Task description:
Go through the data below. Pull out every line that has the word "Marginal".

-- START OF Input --

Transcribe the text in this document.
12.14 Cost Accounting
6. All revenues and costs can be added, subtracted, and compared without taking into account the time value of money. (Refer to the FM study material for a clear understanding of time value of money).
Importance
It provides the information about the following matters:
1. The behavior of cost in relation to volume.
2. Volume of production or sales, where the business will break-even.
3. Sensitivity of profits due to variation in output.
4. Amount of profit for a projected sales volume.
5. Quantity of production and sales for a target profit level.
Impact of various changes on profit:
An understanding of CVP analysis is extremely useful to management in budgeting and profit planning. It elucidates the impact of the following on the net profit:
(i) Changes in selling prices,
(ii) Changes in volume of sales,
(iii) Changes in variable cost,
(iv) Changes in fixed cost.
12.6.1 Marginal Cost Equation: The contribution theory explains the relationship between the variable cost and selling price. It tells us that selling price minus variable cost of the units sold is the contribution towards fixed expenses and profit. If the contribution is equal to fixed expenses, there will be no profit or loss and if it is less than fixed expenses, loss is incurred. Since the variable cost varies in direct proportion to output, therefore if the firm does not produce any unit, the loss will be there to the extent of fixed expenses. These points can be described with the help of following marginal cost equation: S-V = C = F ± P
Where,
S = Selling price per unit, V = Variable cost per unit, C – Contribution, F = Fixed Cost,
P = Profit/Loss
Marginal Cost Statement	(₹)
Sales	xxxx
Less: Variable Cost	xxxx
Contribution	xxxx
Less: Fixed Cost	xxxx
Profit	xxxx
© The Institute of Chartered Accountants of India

-- END OF Input --

Exercise output:
12.6.1 Marginal Cost Equation: The contribution theory explains the relationship between the variable cost and selling price. It tells us that selling price minus variable cost of the units sold is the contribution towards fixed expenses and profit. If the contribution is equal to fixed expenses, there will be no profit or loss and if it is less than fixed expenses, loss is incurred. Since the variable cost varies in direct proportion to output, therefore if the firm does not produce any unit, the loss will be there to the extent of fixed expenses. These points can be described with the help of following marginal cost equation: S-V = C = F ± P
Marginal Cost Statement	(₹)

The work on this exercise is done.